• _WORK REQUIRED_
Only the pictures are to be left out; set down the rest of the records exactly.

· · · ·

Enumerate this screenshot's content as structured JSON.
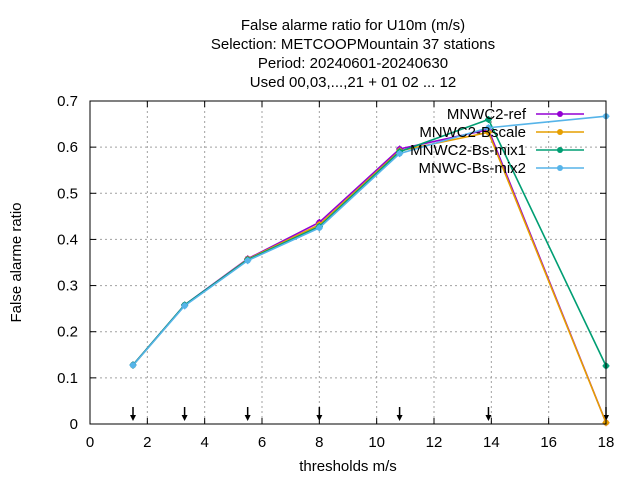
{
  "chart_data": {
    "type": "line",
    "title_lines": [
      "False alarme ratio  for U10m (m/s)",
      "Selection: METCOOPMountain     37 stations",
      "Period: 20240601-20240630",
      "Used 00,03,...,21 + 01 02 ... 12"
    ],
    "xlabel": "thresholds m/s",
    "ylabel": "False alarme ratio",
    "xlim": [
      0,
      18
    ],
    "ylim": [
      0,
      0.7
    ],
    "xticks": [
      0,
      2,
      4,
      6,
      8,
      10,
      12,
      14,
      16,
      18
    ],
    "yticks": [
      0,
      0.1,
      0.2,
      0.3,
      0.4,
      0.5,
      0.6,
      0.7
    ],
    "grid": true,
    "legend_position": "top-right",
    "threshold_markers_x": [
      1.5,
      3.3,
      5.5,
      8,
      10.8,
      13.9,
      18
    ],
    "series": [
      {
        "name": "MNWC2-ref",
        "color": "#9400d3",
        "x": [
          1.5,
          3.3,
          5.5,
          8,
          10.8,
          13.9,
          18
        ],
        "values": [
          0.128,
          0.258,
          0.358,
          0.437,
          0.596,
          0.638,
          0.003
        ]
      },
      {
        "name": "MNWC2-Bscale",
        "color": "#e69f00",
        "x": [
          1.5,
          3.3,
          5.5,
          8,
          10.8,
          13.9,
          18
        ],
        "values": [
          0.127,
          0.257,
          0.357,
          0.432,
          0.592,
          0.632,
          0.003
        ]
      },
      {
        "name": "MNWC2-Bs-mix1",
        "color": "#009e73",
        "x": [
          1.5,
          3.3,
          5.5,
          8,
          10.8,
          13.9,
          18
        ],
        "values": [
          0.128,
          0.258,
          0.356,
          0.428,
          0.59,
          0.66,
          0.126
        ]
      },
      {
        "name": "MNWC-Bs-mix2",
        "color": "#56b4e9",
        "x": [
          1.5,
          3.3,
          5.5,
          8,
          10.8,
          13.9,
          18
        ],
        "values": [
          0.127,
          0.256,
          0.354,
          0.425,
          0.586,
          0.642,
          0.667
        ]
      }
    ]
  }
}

· · · ·

• _COMPLETED EXERCISE_
Enumerate this screenshot's content as structured JSON.
{
  "chart_data": {
    "type": "line",
    "title_lines": [
      "False alarme ratio  for U10m (m/s)",
      "Selection: METCOOPMountain     37 stations",
      "Period: 20240601-20240630",
      "Used 00,03,...,21 + 01 02 ... 12"
    ],
    "xlabel": "thresholds m/s",
    "ylabel": "False alarme ratio",
    "xlim": [
      0,
      18
    ],
    "ylim": [
      0,
      0.7
    ],
    "xticks": [
      0,
      2,
      4,
      6,
      8,
      10,
      12,
      14,
      16,
      18
    ],
    "yticks": [
      0,
      0.1,
      0.2,
      0.3,
      0.4,
      0.5,
      0.6,
      0.7
    ],
    "grid": true,
    "legend_position": "top-right",
    "threshold_markers_x": [
      1.5,
      3.3,
      5.5,
      8,
      10.8,
      13.9,
      18
    ],
    "series": [
      {
        "name": "MNWC2-ref",
        "color": "#9400d3",
        "x": [
          1.5,
          3.3,
          5.5,
          8,
          10.8,
          13.9,
          18
        ],
        "values": [
          0.128,
          0.258,
          0.358,
          0.437,
          0.596,
          0.638,
          0.003
        ]
      },
      {
        "name": "MNWC2-Bscale",
        "color": "#e69f00",
        "x": [
          1.5,
          3.3,
          5.5,
          8,
          10.8,
          13.9,
          18
        ],
        "values": [
          0.127,
          0.257,
          0.357,
          0.432,
          0.592,
          0.632,
          0.003
        ]
      },
      {
        "name": "MNWC2-Bs-mix1",
        "color": "#009e73",
        "x": [
          1.5,
          3.3,
          5.5,
          8,
          10.8,
          13.9,
          18
        ],
        "values": [
          0.128,
          0.258,
          0.356,
          0.428,
          0.59,
          0.66,
          0.126
        ]
      },
      {
        "name": "MNWC-Bs-mix2",
        "color": "#56b4e9",
        "x": [
          1.5,
          3.3,
          5.5,
          8,
          10.8,
          13.9,
          18
        ],
        "values": [
          0.127,
          0.256,
          0.354,
          0.425,
          0.586,
          0.642,
          0.667
        ]
      }
    ]
  }
}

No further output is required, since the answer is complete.